— START OF Record extracts —
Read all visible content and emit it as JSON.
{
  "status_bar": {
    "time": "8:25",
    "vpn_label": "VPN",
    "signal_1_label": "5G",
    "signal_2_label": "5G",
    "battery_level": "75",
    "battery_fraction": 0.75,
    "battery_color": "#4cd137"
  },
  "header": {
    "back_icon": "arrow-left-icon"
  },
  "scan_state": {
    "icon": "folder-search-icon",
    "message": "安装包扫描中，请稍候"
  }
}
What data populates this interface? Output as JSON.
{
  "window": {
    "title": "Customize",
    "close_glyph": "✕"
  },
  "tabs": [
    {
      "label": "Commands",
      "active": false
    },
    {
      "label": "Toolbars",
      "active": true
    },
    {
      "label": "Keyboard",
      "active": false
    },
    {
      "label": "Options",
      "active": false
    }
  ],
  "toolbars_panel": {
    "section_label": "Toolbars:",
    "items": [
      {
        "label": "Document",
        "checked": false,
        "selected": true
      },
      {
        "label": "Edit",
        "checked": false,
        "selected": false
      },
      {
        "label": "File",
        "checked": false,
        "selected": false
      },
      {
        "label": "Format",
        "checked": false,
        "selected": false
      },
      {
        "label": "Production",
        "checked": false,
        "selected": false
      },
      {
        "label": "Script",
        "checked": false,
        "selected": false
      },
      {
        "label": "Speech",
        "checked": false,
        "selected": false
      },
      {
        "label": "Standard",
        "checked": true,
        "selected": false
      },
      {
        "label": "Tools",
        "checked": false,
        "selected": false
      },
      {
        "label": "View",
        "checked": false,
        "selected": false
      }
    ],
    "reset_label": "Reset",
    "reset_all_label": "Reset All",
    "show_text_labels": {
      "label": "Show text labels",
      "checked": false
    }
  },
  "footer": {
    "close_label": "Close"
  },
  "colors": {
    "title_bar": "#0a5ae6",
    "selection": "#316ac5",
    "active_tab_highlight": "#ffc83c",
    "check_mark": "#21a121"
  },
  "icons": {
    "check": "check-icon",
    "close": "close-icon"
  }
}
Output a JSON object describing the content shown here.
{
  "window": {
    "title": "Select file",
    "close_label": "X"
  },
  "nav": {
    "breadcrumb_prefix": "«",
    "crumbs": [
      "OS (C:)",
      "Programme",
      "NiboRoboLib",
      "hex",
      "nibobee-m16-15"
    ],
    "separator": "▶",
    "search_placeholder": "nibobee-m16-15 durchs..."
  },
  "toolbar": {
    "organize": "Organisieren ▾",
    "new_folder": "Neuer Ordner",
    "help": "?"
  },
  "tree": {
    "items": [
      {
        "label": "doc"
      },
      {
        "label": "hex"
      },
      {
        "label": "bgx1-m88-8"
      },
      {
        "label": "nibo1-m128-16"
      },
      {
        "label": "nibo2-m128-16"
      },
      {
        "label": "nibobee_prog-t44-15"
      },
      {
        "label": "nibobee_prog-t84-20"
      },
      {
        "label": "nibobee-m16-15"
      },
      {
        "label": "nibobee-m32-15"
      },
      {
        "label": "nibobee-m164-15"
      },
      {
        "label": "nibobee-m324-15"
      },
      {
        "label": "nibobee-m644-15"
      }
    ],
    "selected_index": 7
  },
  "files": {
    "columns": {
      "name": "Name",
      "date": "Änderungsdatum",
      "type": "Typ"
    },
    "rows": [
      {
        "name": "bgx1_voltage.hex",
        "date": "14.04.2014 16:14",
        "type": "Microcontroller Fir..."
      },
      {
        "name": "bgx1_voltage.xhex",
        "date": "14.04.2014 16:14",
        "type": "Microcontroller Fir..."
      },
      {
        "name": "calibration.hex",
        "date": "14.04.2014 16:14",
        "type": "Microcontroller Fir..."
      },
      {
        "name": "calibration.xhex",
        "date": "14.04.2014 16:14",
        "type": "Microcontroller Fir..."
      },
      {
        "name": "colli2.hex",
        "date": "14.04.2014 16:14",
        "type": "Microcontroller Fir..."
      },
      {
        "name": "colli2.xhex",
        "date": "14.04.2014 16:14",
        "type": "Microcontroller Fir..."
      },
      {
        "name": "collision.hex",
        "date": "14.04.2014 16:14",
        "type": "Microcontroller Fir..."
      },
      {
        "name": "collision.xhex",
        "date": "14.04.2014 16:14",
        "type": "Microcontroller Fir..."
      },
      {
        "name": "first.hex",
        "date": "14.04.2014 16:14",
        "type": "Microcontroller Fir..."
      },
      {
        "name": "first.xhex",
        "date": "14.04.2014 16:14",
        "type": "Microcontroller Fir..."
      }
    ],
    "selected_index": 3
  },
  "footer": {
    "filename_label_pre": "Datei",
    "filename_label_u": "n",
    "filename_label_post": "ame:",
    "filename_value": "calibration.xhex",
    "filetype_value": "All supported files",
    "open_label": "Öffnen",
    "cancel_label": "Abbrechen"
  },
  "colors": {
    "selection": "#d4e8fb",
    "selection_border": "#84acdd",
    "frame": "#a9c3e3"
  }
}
— END OF Record extracts —
Reproduce the listing shown above in its entirety, exactly.

Result of this exercise:
Read all visible content and emit it as JSON.
{
  "status_bar": {
    "time": "8:25",
    "vpn_label": "VPN",
    "signal_1_label": "5G",
    "signal_2_label": "5G",
    "battery_level": "75",
    "battery_fraction": 0.75,
    "battery_color": "#4cd137"
  },
  "header": {
    "back_icon": "arrow-left-icon"
  },
  "scan_state": {
    "icon": "folder-search-icon",
    "message": "安装包扫描中，请稍候"
  }
}
What data populates this interface? Output as JSON.
{
  "window": {
    "title": "Customize",
    "close_glyph": "✕"
  },
  "tabs": [
    {
      "label": "Commands",
      "active": false
    },
    {
      "label": "Toolbars",
      "active": true
    },
    {
      "label": "Keyboard",
      "active": false
    },
    {
      "label": "Options",
      "active": false
    }
  ],
  "toolbars_panel": {
    "section_label": "Toolbars:",
    "items": [
      {
        "label": "Document",
        "checked": false,
        "selected": true
      },
      {
        "label": "Edit",
        "checked": false,
        "selected": false
      },
      {
        "label": "File",
        "checked": false,
        "selected": false
      },
      {
        "label": "Format",
        "checked": false,
        "selected": false
      },
      {
        "label": "Production",
        "checked": false,
        "selected": false
      },
      {
        "label": "Script",
        "checked": false,
        "selected": false
      },
      {
        "label": "Speech",
        "checked": false,
        "selected": false
      },
      {
        "label": "Standard",
        "checked": true,
        "selected": false
      },
      {
        "label": "Tools",
        "checked": false,
        "selected": false
      },
      {
        "label": "View",
        "checked": false,
        "selected": false
      }
    ],
    "reset_label": "Reset",
    "reset_all_label": "Reset All",
    "show_text_labels": {
      "label": "Show text labels",
      "checked": false
    }
  },
  "footer": {
    "close_label": "Close"
  },
  "colors": {
    "title_bar": "#0a5ae6",
    "selection": "#316ac5",
    "active_tab_highlight": "#ffc83c",
    "check_mark": "#21a121"
  },
  "icons": {
    "check": "check-icon",
    "close": "close-icon"
  }
}
Output a JSON object describing the content shown here.
{
  "window": {
    "title": "Select file",
    "close_label": "X"
  },
  "nav": {
    "breadcrumb_prefix": "«",
    "crumbs": [
      "OS (C:)",
      "Programme",
      "NiboRoboLib",
      "hex",
      "nibobee-m16-15"
    ],
    "separator": "▶",
    "search_placeholder": "nibobee-m16-15 durchs..."
  },
  "toolbar": {
    "organize": "Organisieren ▾",
    "new_folder": "Neuer Ordner",
    "help": "?"
  },
  "tree": {
    "items": [
      {
        "label": "doc"
      },
      {
        "label": "hex"
      },
      {
        "label": "bgx1-m88-8"
      },
      {
        "label": "nibo1-m128-16"
      },
      {
        "label": "nibo2-m128-16"
      },
      {
        "label": "nibobee_prog-t44-15"
      },
      {
        "label": "nibobee_prog-t84-20"
      },
      {
        "label": "nibobee-m16-15"
      },
      {
        "label": "nibobee-m32-15"
      },
      {
        "label": "nibobee-m164-15"
      },
      {
        "label": "nibobee-m324-15"
      },
      {
        "label": "nibobee-m644-15"
      }
    ],
    "selected_index": 7
  },
  "files": {
    "columns": {
      "name": "Name",
      "date": "Änderungsdatum",
      "type": "Typ"
    },
    "rows": [
      {
        "name": "bgx1_voltage.hex",
        "date": "14.04.2014 16:14",
        "type": "Microcontroller Fir..."
      },
      {
        "name": "bgx1_voltage.xhex",
        "date": "14.04.2014 16:14",
        "type": "Microcontroller Fir..."
      },
      {
        "name": "calibration.hex",
        "date": "14.04.2014 16:14",
        "type": "Microcontroller Fir..."
      },
      {
        "name": "calibration.xhex",
        "date": "14.04.2014 16:14",
        "type": "Microcontroller Fir..."
      },
      {
        "name": "colli2.hex",
        "date": "14.04.2014 16:14",
        "type": "Microcontroller Fir..."
      },
      {
        "name": "colli2.xhex",
        "date": "14.04.2014 16:14",
        "type": "Microcontroller Fir..."
      },
      {
        "name": "collision.hex",
        "date": "14.04.2014 16:14",
        "type": "Microcontroller Fir..."
      },
      {
        "name": "collision.xhex",
        "date": "14.04.2014 16:14",
        "type": "Microcontroller Fir..."
      },
      {
        "name": "first.hex",
        "date": "14.04.2014 16:14",
        "type": "Microcontroller Fir..."
      },
      {
        "name": "first.xhex",
        "date": "14.04.2014 16:14",
        "type": "Microcontroller Fir..."
      }
    ],
    "selected_index": 3
  },
  "footer": {
    "filename_label_pre": "Datei",
    "filename_label_u": "n",
    "filename_label_post": "ame:",
    "filename_value": "calibration.xhex",
    "filetype_value": "All supported files",
    "open_label": "Öffnen",
    "cancel_label": "Abbrechen"
  },
  "colors": {
    "selection": "#d4e8fb",
    "selection_border": "#84acdd",
    "frame": "#a9c3e3"
  }
}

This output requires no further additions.